--- Start of Exercise material ---

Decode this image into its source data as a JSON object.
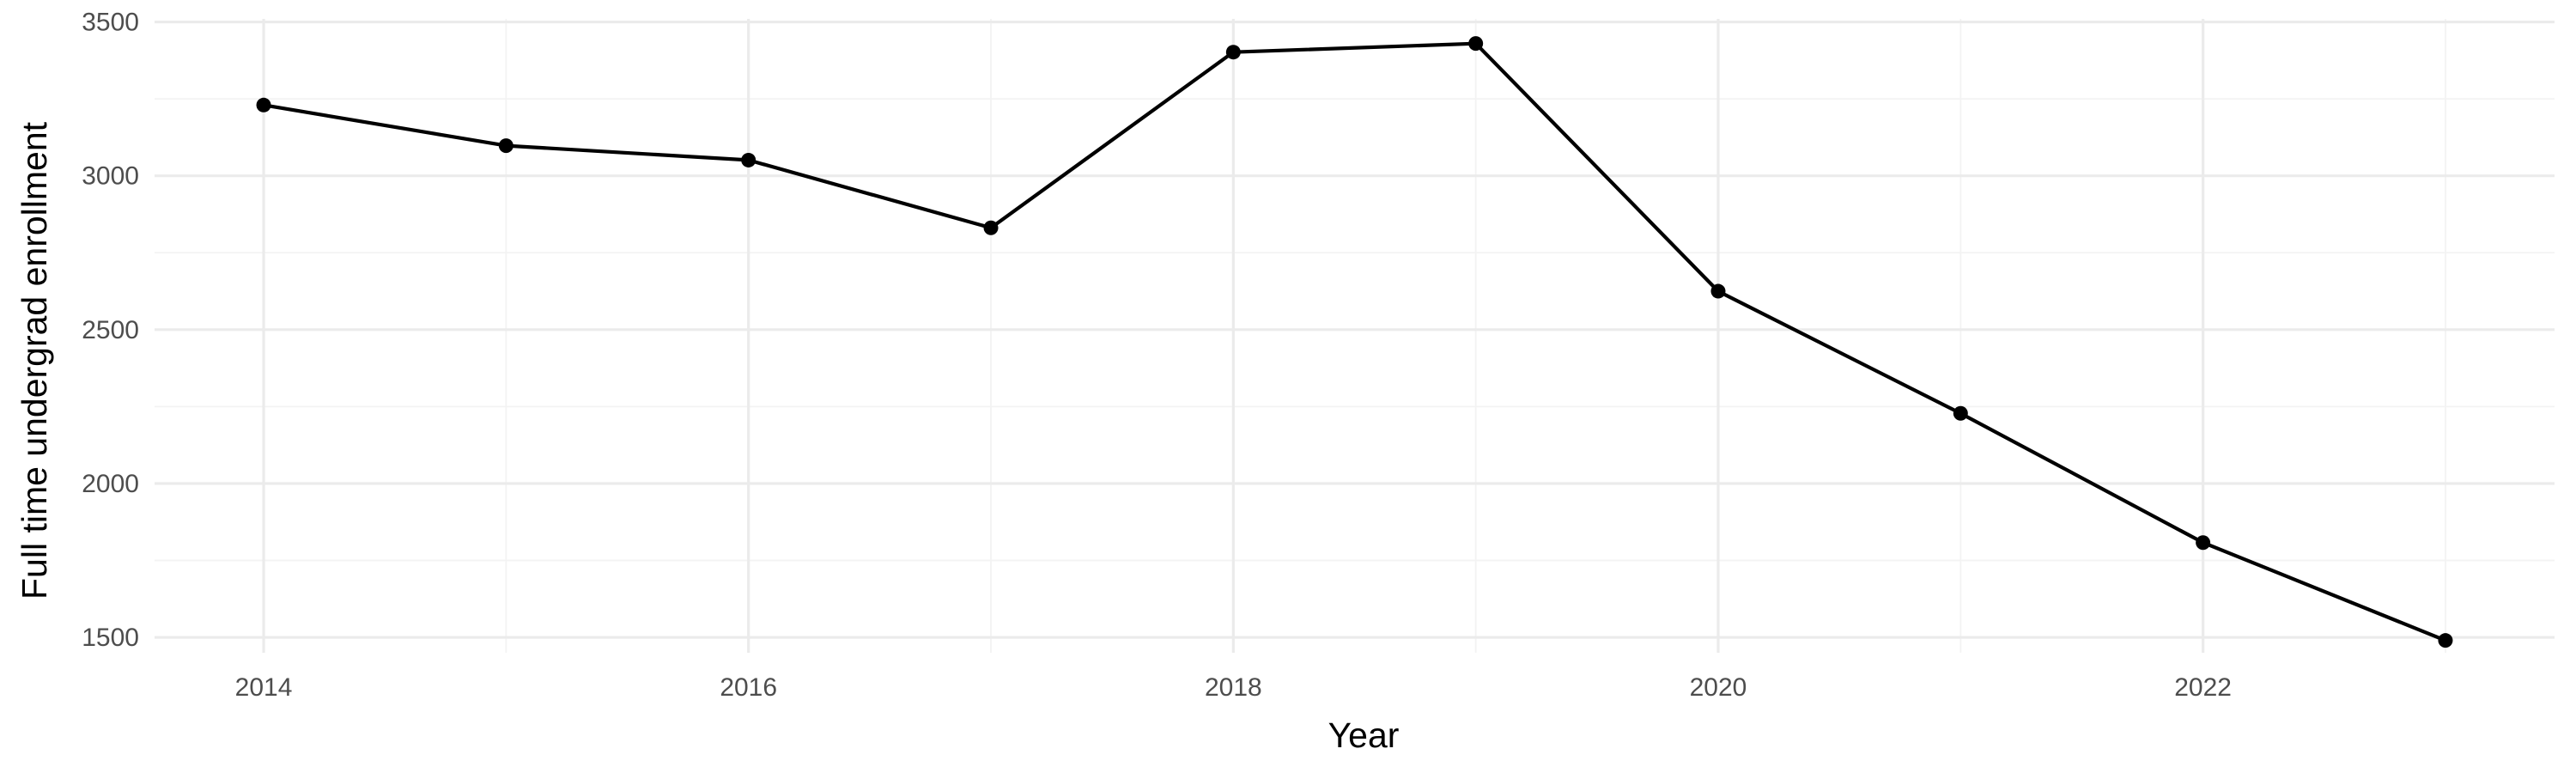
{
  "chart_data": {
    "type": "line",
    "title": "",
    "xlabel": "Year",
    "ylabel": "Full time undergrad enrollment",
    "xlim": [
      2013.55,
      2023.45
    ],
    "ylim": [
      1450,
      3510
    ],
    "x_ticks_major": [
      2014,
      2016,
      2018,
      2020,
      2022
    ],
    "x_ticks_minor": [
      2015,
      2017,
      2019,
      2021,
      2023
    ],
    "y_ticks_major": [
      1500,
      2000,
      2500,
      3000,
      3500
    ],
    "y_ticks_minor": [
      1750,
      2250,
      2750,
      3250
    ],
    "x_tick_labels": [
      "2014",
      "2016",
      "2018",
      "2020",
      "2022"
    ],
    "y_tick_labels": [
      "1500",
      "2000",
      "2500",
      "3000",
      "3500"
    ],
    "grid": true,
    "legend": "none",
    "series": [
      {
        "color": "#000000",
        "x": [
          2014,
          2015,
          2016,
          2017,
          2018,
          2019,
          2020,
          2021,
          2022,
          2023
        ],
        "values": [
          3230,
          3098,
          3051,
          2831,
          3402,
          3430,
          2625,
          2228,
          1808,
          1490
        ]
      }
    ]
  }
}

--- End of Exercise material ---

Write out the material above again, word for word, minus its pictures.

## The result
Decode this image into its source data as a JSON object.
{
  "chart_data": {
    "type": "line",
    "title": "",
    "xlabel": "Year",
    "ylabel": "Full time undergrad enrollment",
    "xlim": [
      2013.55,
      2023.45
    ],
    "ylim": [
      1450,
      3510
    ],
    "x_ticks_major": [
      2014,
      2016,
      2018,
      2020,
      2022
    ],
    "x_ticks_minor": [
      2015,
      2017,
      2019,
      2021,
      2023
    ],
    "y_ticks_major": [
      1500,
      2000,
      2500,
      3000,
      3500
    ],
    "y_ticks_minor": [
      1750,
      2250,
      2750,
      3250
    ],
    "x_tick_labels": [
      "2014",
      "2016",
      "2018",
      "2020",
      "2022"
    ],
    "y_tick_labels": [
      "1500",
      "2000",
      "2500",
      "3000",
      "3500"
    ],
    "grid": true,
    "legend": "none",
    "series": [
      {
        "color": "#000000",
        "x": [
          2014,
          2015,
          2016,
          2017,
          2018,
          2019,
          2020,
          2021,
          2022,
          2023
        ],
        "values": [
          3230,
          3098,
          3051,
          2831,
          3402,
          3430,
          2625,
          2228,
          1808,
          1490
        ]
      }
    ]
  }
}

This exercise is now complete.